Items from a data source:

=-=-=

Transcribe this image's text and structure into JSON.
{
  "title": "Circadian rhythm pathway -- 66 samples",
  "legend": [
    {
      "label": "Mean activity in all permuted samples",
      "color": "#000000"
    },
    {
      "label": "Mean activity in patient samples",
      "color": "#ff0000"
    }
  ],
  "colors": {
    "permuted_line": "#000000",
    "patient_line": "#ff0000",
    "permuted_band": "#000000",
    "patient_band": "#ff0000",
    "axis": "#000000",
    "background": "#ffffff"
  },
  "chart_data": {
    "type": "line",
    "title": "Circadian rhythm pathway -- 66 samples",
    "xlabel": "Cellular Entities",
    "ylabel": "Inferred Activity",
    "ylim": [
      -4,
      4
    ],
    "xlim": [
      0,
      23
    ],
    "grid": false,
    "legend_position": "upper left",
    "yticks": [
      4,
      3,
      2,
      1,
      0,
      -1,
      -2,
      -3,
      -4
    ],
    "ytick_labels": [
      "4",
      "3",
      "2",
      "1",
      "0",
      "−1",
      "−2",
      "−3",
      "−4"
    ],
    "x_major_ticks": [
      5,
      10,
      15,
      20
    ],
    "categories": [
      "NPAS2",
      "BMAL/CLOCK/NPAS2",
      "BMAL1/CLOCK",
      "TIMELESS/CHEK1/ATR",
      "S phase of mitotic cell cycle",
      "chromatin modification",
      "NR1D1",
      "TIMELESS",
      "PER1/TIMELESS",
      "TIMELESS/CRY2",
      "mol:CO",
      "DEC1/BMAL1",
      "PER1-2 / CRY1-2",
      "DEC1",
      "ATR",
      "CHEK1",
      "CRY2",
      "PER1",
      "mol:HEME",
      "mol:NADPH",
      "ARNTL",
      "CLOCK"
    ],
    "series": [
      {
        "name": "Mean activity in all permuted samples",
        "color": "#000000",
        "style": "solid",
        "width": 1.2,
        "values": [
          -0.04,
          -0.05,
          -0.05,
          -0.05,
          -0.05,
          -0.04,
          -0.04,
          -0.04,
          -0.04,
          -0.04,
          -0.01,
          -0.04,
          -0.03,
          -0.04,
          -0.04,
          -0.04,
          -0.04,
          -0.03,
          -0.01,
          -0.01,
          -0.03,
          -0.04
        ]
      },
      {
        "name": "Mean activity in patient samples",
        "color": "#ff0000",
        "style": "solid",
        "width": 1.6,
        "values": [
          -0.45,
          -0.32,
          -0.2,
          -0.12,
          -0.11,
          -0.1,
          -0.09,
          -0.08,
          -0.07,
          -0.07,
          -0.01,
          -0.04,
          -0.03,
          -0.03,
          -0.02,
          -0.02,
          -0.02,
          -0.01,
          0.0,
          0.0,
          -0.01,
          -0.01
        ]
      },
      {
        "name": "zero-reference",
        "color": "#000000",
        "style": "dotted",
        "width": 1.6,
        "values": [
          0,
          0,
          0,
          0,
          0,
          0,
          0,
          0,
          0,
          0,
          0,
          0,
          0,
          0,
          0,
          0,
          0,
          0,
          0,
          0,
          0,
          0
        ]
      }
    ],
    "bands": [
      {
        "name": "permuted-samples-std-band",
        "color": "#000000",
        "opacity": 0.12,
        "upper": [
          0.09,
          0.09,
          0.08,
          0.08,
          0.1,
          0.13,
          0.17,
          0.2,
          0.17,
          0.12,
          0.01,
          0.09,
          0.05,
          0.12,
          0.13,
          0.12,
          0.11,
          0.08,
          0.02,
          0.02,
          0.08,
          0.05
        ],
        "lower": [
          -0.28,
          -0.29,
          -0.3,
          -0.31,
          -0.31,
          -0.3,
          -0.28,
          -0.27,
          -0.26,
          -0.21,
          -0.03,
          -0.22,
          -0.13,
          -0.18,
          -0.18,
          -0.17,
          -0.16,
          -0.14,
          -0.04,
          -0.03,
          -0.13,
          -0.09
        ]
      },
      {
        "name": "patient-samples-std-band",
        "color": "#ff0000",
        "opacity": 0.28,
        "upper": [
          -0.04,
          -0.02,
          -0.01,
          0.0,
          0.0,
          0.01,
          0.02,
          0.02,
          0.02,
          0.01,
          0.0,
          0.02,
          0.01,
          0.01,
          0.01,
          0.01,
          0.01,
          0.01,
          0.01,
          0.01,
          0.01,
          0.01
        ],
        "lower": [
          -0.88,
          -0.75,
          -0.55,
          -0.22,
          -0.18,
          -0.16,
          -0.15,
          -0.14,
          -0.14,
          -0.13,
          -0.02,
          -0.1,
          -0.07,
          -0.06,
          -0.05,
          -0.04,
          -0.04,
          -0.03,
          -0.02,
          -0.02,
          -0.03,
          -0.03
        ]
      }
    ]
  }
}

=-=-=

• _Aim of the task_:
Write an exact transcription of every entry above.

• _Exercise output_:
Transcribe this image's text and structure into JSON.
{
  "title": "Circadian rhythm pathway -- 66 samples",
  "legend": [
    {
      "label": "Mean activity in all permuted samples",
      "color": "#000000"
    },
    {
      "label": "Mean activity in patient samples",
      "color": "#ff0000"
    }
  ],
  "colors": {
    "permuted_line": "#000000",
    "patient_line": "#ff0000",
    "permuted_band": "#000000",
    "patient_band": "#ff0000",
    "axis": "#000000",
    "background": "#ffffff"
  },
  "chart_data": {
    "type": "line",
    "title": "Circadian rhythm pathway -- 66 samples",
    "xlabel": "Cellular Entities",
    "ylabel": "Inferred Activity",
    "ylim": [
      -4,
      4
    ],
    "xlim": [
      0,
      23
    ],
    "grid": false,
    "legend_position": "upper left",
    "yticks": [
      4,
      3,
      2,
      1,
      0,
      -1,
      -2,
      -3,
      -4
    ],
    "ytick_labels": [
      "4",
      "3",
      "2",
      "1",
      "0",
      "−1",
      "−2",
      "−3",
      "−4"
    ],
    "x_major_ticks": [
      5,
      10,
      15,
      20
    ],
    "categories": [
      "NPAS2",
      "BMAL/CLOCK/NPAS2",
      "BMAL1/CLOCK",
      "TIMELESS/CHEK1/ATR",
      "S phase of mitotic cell cycle",
      "chromatin modification",
      "NR1D1",
      "TIMELESS",
      "PER1/TIMELESS",
      "TIMELESS/CRY2",
      "mol:CO",
      "DEC1/BMAL1",
      "PER1-2 / CRY1-2",
      "DEC1",
      "ATR",
      "CHEK1",
      "CRY2",
      "PER1",
      "mol:HEME",
      "mol:NADPH",
      "ARNTL",
      "CLOCK"
    ],
    "series": [
      {
        "name": "Mean activity in all permuted samples",
        "color": "#000000",
        "style": "solid",
        "width": 1.2,
        "values": [
          -0.04,
          -0.05,
          -0.05,
          -0.05,
          -0.05,
          -0.04,
          -0.04,
          -0.04,
          -0.04,
          -0.04,
          -0.01,
          -0.04,
          -0.03,
          -0.04,
          -0.04,
          -0.04,
          -0.04,
          -0.03,
          -0.01,
          -0.01,
          -0.03,
          -0.04
        ]
      },
      {
        "name": "Mean activity in patient samples",
        "color": "#ff0000",
        "style": "solid",
        "width": 1.6,
        "values": [
          -0.45,
          -0.32,
          -0.2,
          -0.12,
          -0.11,
          -0.1,
          -0.09,
          -0.08,
          -0.07,
          -0.07,
          -0.01,
          -0.04,
          -0.03,
          -0.03,
          -0.02,
          -0.02,
          -0.02,
          -0.01,
          0.0,
          0.0,
          -0.01,
          -0.01
        ]
      },
      {
        "name": "zero-reference",
        "color": "#000000",
        "style": "dotted",
        "width": 1.6,
        "values": [
          0,
          0,
          0,
          0,
          0,
          0,
          0,
          0,
          0,
          0,
          0,
          0,
          0,
          0,
          0,
          0,
          0,
          0,
          0,
          0,
          0,
          0
        ]
      }
    ],
    "bands": [
      {
        "name": "permuted-samples-std-band",
        "color": "#000000",
        "opacity": 0.12,
        "upper": [
          0.09,
          0.09,
          0.08,
          0.08,
          0.1,
          0.13,
          0.17,
          0.2,
          0.17,
          0.12,
          0.01,
          0.09,
          0.05,
          0.12,
          0.13,
          0.12,
          0.11,
          0.08,
          0.02,
          0.02,
          0.08,
          0.05
        ],
        "lower": [
          -0.28,
          -0.29,
          -0.3,
          -0.31,
          -0.31,
          -0.3,
          -0.28,
          -0.27,
          -0.26,
          -0.21,
          -0.03,
          -0.22,
          -0.13,
          -0.18,
          -0.18,
          -0.17,
          -0.16,
          -0.14,
          -0.04,
          -0.03,
          -0.13,
          -0.09
        ]
      },
      {
        "name": "patient-samples-std-band",
        "color": "#ff0000",
        "opacity": 0.28,
        "upper": [
          -0.04,
          -0.02,
          -0.01,
          0.0,
          0.0,
          0.01,
          0.02,
          0.02,
          0.02,
          0.01,
          0.0,
          0.02,
          0.01,
          0.01,
          0.01,
          0.01,
          0.01,
          0.01,
          0.01,
          0.01,
          0.01,
          0.01
        ],
        "lower": [
          -0.88,
          -0.75,
          -0.55,
          -0.22,
          -0.18,
          -0.16,
          -0.15,
          -0.14,
          -0.14,
          -0.13,
          -0.02,
          -0.1,
          -0.07,
          -0.06,
          -0.05,
          -0.04,
          -0.04,
          -0.03,
          -0.02,
          -0.02,
          -0.03,
          -0.03
        ]
      }
    ]
  }
}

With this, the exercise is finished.